# Aim
Show every line below where "صباح" can be found.
▬▬▬▬▬▬
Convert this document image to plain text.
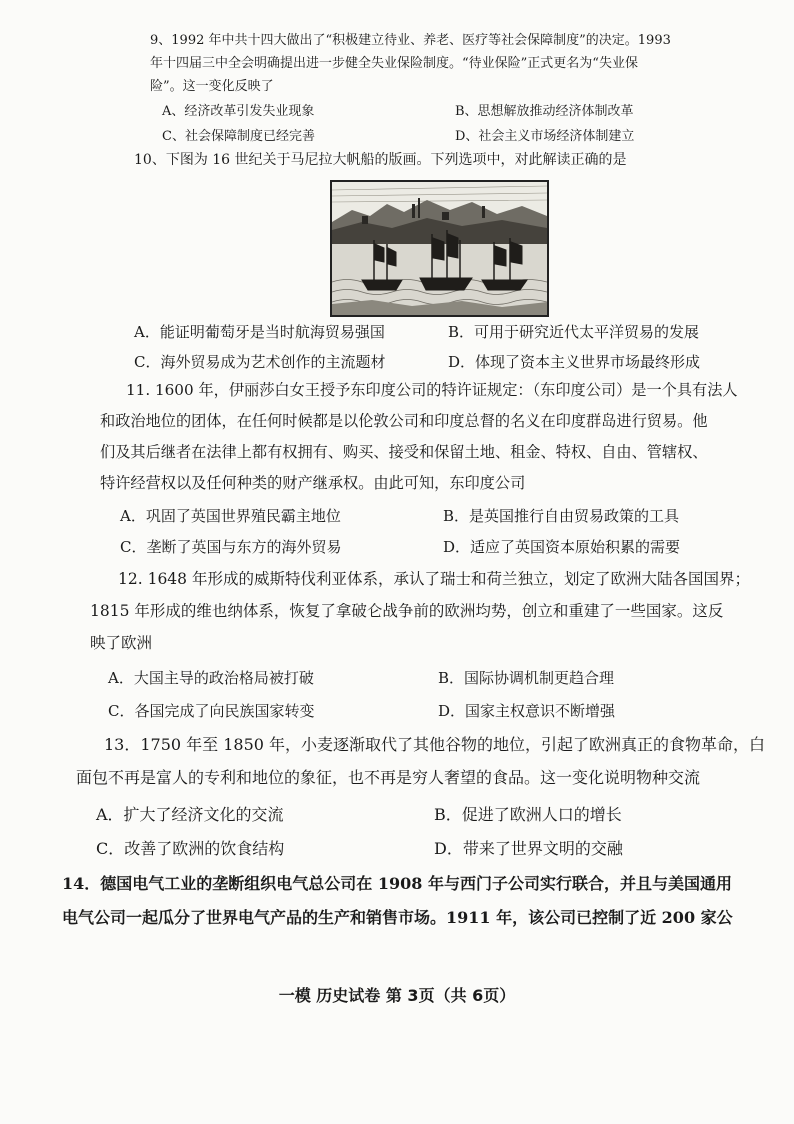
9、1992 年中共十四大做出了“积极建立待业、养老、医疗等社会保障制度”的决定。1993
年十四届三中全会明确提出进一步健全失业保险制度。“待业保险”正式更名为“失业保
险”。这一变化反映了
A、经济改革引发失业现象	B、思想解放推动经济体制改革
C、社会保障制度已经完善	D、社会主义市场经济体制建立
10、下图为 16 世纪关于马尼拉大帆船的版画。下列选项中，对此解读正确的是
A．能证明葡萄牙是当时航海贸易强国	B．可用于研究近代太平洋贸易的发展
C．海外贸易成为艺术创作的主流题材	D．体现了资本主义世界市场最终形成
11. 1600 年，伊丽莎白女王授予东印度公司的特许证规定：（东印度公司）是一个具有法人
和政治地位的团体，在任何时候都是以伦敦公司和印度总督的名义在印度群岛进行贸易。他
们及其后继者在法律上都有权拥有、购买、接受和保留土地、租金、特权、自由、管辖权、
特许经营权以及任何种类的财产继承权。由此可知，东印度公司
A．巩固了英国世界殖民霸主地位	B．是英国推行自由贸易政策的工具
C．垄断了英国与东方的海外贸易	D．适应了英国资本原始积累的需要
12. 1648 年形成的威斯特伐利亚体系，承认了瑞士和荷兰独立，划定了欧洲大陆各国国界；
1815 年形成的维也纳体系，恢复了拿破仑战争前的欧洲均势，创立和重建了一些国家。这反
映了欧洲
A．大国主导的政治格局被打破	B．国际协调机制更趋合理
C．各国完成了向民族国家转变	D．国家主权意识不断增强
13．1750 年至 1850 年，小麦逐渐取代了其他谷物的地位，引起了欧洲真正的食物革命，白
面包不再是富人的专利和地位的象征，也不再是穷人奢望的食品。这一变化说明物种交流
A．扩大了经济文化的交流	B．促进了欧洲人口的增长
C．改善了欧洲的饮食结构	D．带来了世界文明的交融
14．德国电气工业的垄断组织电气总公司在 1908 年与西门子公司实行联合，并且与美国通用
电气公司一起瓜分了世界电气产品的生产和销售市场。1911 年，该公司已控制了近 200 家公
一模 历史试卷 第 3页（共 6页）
▬▬▬▬▬▬
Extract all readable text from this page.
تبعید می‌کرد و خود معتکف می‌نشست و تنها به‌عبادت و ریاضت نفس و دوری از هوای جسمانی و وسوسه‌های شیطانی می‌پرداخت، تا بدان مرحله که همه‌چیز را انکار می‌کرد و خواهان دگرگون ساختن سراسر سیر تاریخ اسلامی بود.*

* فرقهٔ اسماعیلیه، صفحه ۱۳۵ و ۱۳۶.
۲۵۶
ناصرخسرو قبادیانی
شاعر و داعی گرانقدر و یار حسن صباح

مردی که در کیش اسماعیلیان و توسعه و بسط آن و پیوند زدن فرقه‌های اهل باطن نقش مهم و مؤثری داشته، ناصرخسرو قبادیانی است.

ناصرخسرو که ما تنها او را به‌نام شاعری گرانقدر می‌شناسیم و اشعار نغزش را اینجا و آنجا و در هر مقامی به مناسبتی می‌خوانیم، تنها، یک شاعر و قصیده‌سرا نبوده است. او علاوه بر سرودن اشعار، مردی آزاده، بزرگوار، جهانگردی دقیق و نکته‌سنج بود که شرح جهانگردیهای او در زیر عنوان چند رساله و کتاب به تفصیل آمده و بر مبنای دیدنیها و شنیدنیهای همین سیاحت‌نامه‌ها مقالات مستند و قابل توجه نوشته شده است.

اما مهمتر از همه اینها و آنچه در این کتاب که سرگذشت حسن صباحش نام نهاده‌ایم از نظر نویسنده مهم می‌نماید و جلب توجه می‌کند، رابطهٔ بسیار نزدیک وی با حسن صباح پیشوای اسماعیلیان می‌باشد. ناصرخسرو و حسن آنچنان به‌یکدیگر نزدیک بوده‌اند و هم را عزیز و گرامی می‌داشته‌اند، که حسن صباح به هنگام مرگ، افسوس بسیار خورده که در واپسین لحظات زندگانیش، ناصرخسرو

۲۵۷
▬▬▬▬▬▬
# Complete output
شاعر و داعی گرانقدر و یار حسن صباح
اما مهمتر از همه اینها و آنچه در این کتاب که سرگذشت حسن صباحش نام نهاده‌ایم از نظر نویسنده مهم می‌نماید و جلب توجه می‌کند، رابطهٔ بسیار نزدیک وی با حسن صباح پیشوای اسماعیلیان می‌باشد. ناصرخسرو و حسن آنچنان به‌یکدیگر نزدیک بوده‌اند و هم را عزیز و گرامی می‌داشته‌اند، که حسن صباح به هنگام مرگ، افسوس بسیار خورده که در واپسین لحظات زندگانیش، ناصرخسرو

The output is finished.